● **Written exercise**
In the entries that follow, how many lines contain "scale"? Answer with the number only.

● **Listed entries**

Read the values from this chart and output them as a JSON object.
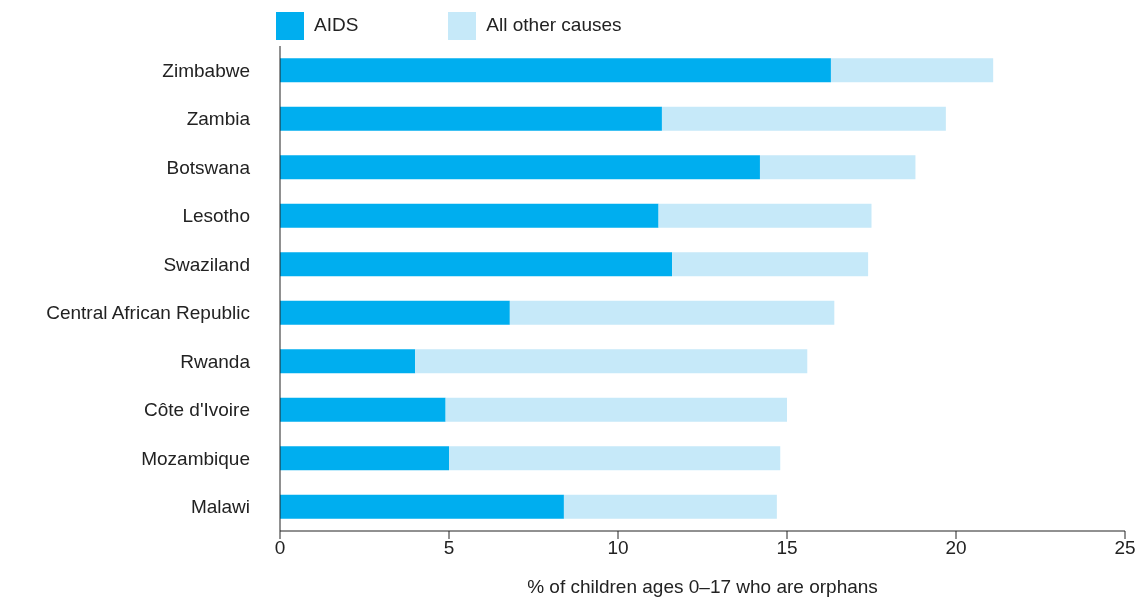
{
  "chart_data": {
    "type": "bar",
    "orientation": "horizontal",
    "stacked": true,
    "xlabel": "% of children ages 0–17 who are orphans",
    "categories": [
      "Zimbabwe",
      "Zambia",
      "Botswana",
      "Lesotho",
      "Swaziland",
      "Central African Republic",
      "Rwanda",
      "Côte d'Ivoire",
      "Mozambique",
      "Malawi"
    ],
    "series": [
      {
        "name": "AIDS",
        "color": "#00aeef",
        "values": [
          16.3,
          11.3,
          14.2,
          11.2,
          11.6,
          6.8,
          4.0,
          4.9,
          5.0,
          8.4
        ]
      },
      {
        "name": "All other causes",
        "color": "#c6e9f9",
        "values": [
          4.8,
          8.4,
          4.6,
          6.3,
          5.8,
          9.6,
          11.6,
          10.1,
          9.8,
          6.3
        ]
      }
    ],
    "xlim": [
      0,
      25
    ],
    "xticks": [
      0,
      5,
      10,
      15,
      20,
      25
    ],
    "grid": false,
    "legend": "top left"
  }
}
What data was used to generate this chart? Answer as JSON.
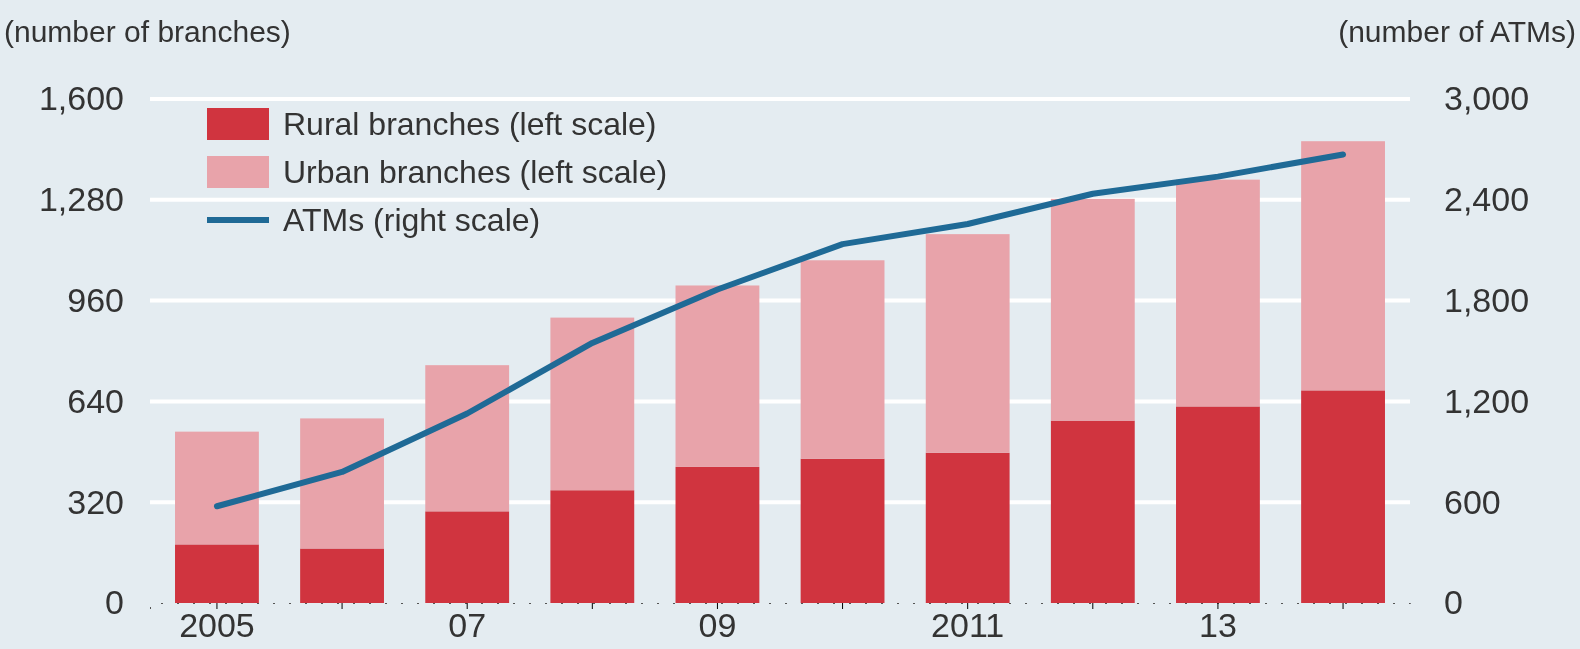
{
  "chart_data": {
    "type": "bar",
    "stacked": true,
    "ylabel": "(number of branches)",
    "y2label": "(number of ATMs)",
    "categories": [
      "2005",
      null,
      "07",
      null,
      "09",
      null,
      "2011",
      null,
      "13",
      null
    ],
    "series": [
      {
        "name": "Rural branches (left scale)",
        "color": "#d0343f",
        "values": [
          186,
          173,
          291,
          358,
          432,
          458,
          477,
          579,
          624,
          675
        ]
      },
      {
        "name": "Urban branches (left scale)",
        "color": "#e8a3aa",
        "values": [
          358,
          413,
          464,
          548,
          576,
          630,
          694,
          704,
          720,
          791
        ]
      },
      {
        "name": "ATMs (right scale)",
        "type": "line",
        "axis": "y2",
        "color": "#1f6a96",
        "values": [
          576,
          780,
          1128,
          1548,
          1866,
          2136,
          2256,
          2436,
          2538,
          2670
        ]
      }
    ],
    "ylim": [
      0,
      1600
    ],
    "yticks": [
      0,
      320,
      640,
      960,
      {
        "value": 1280,
        "label": "1,280"
      },
      {
        "value": 1600,
        "label": "1,600"
      }
    ],
    "y2lim": [
      0,
      3000
    ],
    "y2ticks": [
      0,
      600,
      {
        "value": 1200,
        "label": "1,200"
      },
      {
        "value": 1800,
        "label": "1,800"
      },
      {
        "value": 2400,
        "label": "2,400"
      },
      {
        "value": 3000,
        "label": "3,000"
      }
    ],
    "grid": "y",
    "legend": "top left"
  }
}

● **Result for this task**
3